> _Task goal_
Find each line containing the string "area". Copy it.

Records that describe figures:
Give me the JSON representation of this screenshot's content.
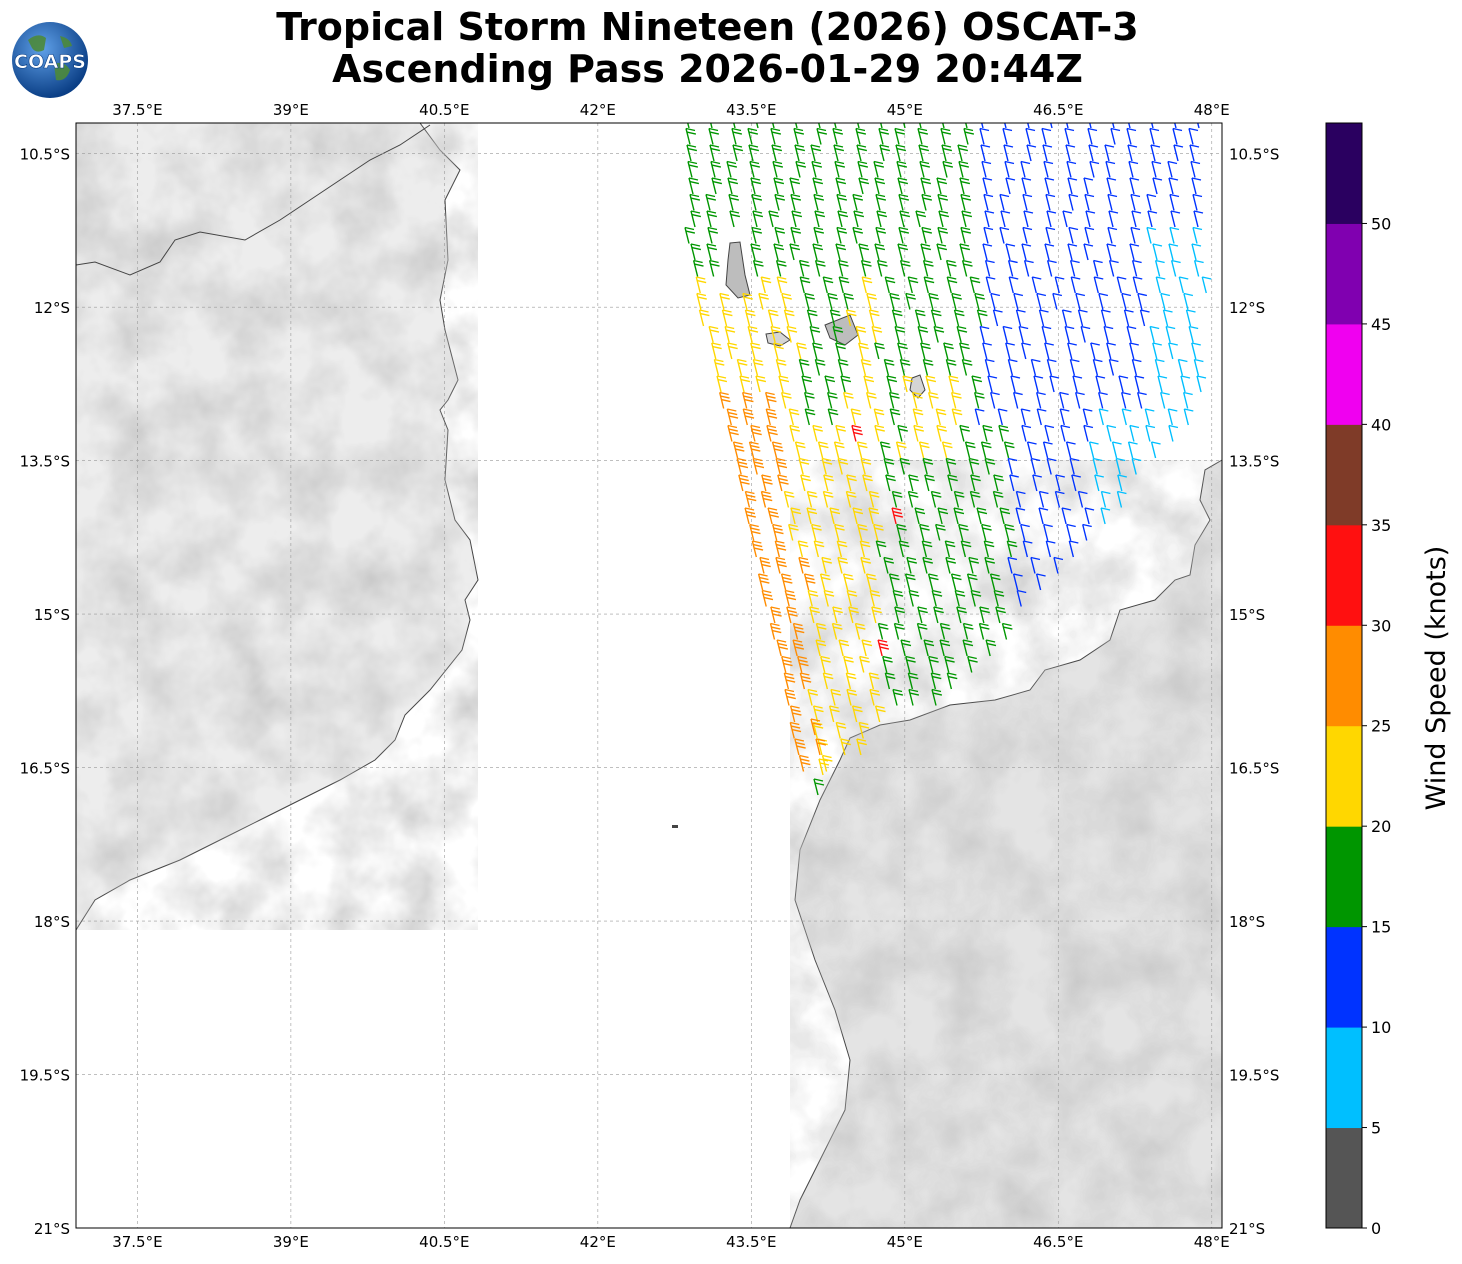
{
  "title": {
    "line1": "Tropical Storm Nineteen (2026) OSCAT-3",
    "line2": "Ascending Pass 2026-01-29 20:44Z"
  },
  "logo": {
    "text": "COAPS",
    "icon": "globe-logo-icon"
  },
  "map": {
    "lon_ticks": [
      "37.5°E",
      "39°E",
      "40.5°E",
      "42°E",
      "43.5°E",
      "45°E",
      "46.5°E",
      "48°E"
    ],
    "lat_ticks": [
      "10.5°S",
      "12°S",
      "13.5°S",
      "15°S",
      "16.5°S",
      "18°S",
      "19.5°S",
      "21°S"
    ],
    "lon_values": [
      37.5,
      39,
      40.5,
      42,
      43.5,
      45,
      46.5,
      48
    ],
    "lat_values": [
      -10.5,
      -12,
      -13.5,
      -15,
      -16.5,
      -18,
      -19.5,
      -21
    ],
    "extent": {
      "lon_min": 36.9,
      "lon_max": 48.1,
      "lat_min": -21,
      "lat_max": -10.2
    },
    "grid": true,
    "land_shading": "grayscale topography",
    "coastline_color": "#444444"
  },
  "colorbar": {
    "label": "Wind Speed (knots)",
    "ticks": [
      "0",
      "5",
      "10",
      "15",
      "20",
      "25",
      "30",
      "35",
      "40",
      "45",
      "50"
    ],
    "colors": [
      "#555555",
      "#00bfff",
      "#0033ff",
      "#009600",
      "#ffd700",
      "#ff8c00",
      "#ff1010",
      "#7f3b28",
      "#f000f0",
      "#8000b0",
      "#2a0060"
    ]
  },
  "chart_data": {
    "type": "wind_barbs",
    "units": "knots",
    "swath": "OSCAT-3 ascending pass",
    "regions": [
      {
        "area": "northeast, 46-48°E 10.5-13.5°S",
        "speed_range": [
          10,
          15
        ],
        "color": "#0033ff"
      },
      {
        "area": "east edge near 47.5°E 13-15°S",
        "speed_range": [
          5,
          10
        ],
        "color": "#00bfff"
      },
      {
        "area": "central 43-46°E 10.5-15.5°S",
        "speed_range": [
          15,
          20
        ],
        "color": "#009600"
      },
      {
        "area": "western swath 43.5-45°E 12-16°S",
        "speed_range": [
          20,
          25
        ],
        "color": "#ffd700"
      },
      {
        "area": "western edge 43.7-44.6°E 13-16.3°S",
        "speed_range": [
          25,
          30
        ],
        "color": "#ff8c00"
      },
      {
        "area": "isolated near 44.5°E 13.3°S, 45°E 14°S, 44.3°E 14.5°S, 44.7°E 15.5°S",
        "speed_range": [
          30,
          35
        ],
        "color": "#ff1010"
      }
    ]
  }
}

> _Response to the task_
        "area": "northeast, 46-48°E 10.5-13.5°S",
        "area": "east edge near 47.5°E 13-15°S",
        "area": "central 43-46°E 10.5-15.5°S",
        "area": "western swath 43.5-45°E 12-16°S",
        "area": "western edge 43.7-44.6°E 13-16.3°S",
        "area": "isolated near 44.5°E 13.3°S, 45°E 14°S, 44.3°E 14.5°S, 44.7°E 15.5°S",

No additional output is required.